■ **SUPPLIED INFORMATION**

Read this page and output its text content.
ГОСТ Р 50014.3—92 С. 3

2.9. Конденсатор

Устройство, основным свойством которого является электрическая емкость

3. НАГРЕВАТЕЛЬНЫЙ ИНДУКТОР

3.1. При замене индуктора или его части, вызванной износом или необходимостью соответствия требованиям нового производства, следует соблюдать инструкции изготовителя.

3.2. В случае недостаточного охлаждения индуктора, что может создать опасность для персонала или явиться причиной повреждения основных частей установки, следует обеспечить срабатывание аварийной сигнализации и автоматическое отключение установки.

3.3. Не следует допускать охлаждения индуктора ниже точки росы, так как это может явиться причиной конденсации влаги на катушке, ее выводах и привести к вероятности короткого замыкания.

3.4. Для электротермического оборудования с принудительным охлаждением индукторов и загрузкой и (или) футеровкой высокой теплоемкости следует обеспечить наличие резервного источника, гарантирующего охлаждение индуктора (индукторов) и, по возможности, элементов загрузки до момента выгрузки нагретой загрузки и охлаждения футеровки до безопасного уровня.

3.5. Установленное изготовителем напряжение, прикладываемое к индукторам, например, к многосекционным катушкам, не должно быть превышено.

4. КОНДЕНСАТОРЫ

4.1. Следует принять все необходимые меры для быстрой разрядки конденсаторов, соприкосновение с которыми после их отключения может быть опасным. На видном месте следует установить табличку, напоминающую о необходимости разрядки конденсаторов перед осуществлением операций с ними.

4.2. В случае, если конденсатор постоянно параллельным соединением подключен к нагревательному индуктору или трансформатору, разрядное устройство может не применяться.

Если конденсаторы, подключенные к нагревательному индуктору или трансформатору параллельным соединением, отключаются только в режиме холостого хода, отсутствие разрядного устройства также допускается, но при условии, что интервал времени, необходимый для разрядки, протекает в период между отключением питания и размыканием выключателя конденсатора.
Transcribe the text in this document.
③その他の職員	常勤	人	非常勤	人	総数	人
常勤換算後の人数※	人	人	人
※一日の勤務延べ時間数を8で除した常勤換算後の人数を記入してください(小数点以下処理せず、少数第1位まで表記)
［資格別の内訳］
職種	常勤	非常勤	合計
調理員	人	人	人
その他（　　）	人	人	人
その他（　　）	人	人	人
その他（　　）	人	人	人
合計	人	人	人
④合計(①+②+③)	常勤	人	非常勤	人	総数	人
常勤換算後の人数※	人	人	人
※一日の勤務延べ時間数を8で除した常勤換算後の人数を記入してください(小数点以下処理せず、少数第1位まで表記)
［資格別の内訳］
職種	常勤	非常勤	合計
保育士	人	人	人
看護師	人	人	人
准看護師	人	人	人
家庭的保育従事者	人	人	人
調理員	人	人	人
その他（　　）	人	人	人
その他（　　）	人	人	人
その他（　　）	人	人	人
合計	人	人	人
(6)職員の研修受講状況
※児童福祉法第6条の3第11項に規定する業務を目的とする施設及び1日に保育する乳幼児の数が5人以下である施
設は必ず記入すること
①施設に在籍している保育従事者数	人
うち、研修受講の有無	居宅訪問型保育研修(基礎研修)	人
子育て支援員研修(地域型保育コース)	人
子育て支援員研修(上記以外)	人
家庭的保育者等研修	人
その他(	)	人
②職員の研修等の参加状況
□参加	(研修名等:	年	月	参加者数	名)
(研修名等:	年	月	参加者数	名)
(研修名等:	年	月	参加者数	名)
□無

■ **WRITTEN EXERCISE**
Please quote the records above exactly, without skipping a line.

■ **EXERCISE RESULT**
Read this page and output its text content.
ГОСТ Р 50014.3—92 С. 3

2.9. Конденсатор

Устройство, основным свойством которого является электрическая емкость

3. НАГРЕВАТЕЛЬНЫЙ ИНДУКТОР

3.1. При замене индуктора или его части, вызванной износом или необходимостью соответствия требованиям нового производства, следует соблюдать инструкции изготовителя.

3.2. В случае недостаточного охлаждения индуктора, что может создать опасность для персонала или явиться причиной повреждения основных частей установки, следует обеспечить срабатывание аварийной сигнализации и автоматическое отключение установки.

3.3. Не следует допускать охлаждения индуктора ниже точки росы, так как это может явиться причиной конденсации влаги на катушке, ее выводах и привести к вероятности короткого замыкания.

3.4. Для электротермического оборудования с принудительным охлаждением индукторов и загрузкой и (или) футеровкой высокой теплоемкости следует обеспечить наличие резервного источника, гарантирующего охлаждение индуктора (индукторов) и, по возможности, элементов загрузки до момента выгрузки нагретой загрузки и охлаждения футеровки до безопасного уровня.

3.5. Установленное изготовителем напряжение, прикладываемое к индукторам, например, к многосекционным катушкам, не должно быть превышено.

4. КОНДЕНСАТОРЫ

4.1. Следует принять все необходимые меры для быстрой разрядки конденсаторов, соприкосновение с которыми после их отключения может быть опасным. На видном месте следует установить табличку, напоминающую о необходимости разрядки конденсаторов перед осуществлением операций с ними.

4.2. В случае, если конденсатор постоянно параллельным соединением подключен к нагревательному индуктору или трансформатору, разрядное устройство может не применяться.

Если конденсаторы, подключенные к нагревательному индуктору или трансформатору параллельным соединением, отключаются только в режиме холостого хода, отсутствие разрядного устройства также допускается, но при условии, что интервал времени, необходимый для разрядки, протекает в период между отключением питания и размыканием выключателя конденсатора.
Transcribe the text in this document.
③その他の職員	常勤	人	非常勤	人	総数	人
常勤換算後の人数※	人	人	人
※一日の勤務延べ時間数を8で除した常勤換算後の人数を記入してください(小数点以下処理せず、少数第1位まで表記)
［資格別の内訳］
職種	常勤	非常勤	合計
調理員	人	人	人
その他（　　）	人	人	人
その他（　　）	人	人	人
その他（　　）	人	人	人
合計	人	人	人
④合計(①+②+③)	常勤	人	非常勤	人	総数	人
常勤換算後の人数※	人	人	人
※一日の勤務延べ時間数を8で除した常勤換算後の人数を記入してください(小数点以下処理せず、少数第1位まで表記)
［資格別の内訳］
職種	常勤	非常勤	合計
保育士	人	人	人
看護師	人	人	人
准看護師	人	人	人
家庭的保育従事者	人	人	人
調理員	人	人	人
その他（　　）	人	人	人
その他（　　）	人	人	人
その他（　　）	人	人	人
合計	人	人	人
(6)職員の研修受講状況
※児童福祉法第6条の3第11項に規定する業務を目的とする施設及び1日に保育する乳幼児の数が5人以下である施
設は必ず記入すること
①施設に在籍している保育従事者数	人
うち、研修受講の有無	居宅訪問型保育研修(基礎研修)	人
子育て支援員研修(地域型保育コース)	人
子育て支援員研修(上記以外)	人
家庭的保育者等研修	人
その他(	)	人
②職員の研修等の参加状況
□参加	(研修名等:	年	月	参加者数	名)
(研修名等:	年	月	参加者数	名)
(研修名等:	年	月	参加者数	名)
□無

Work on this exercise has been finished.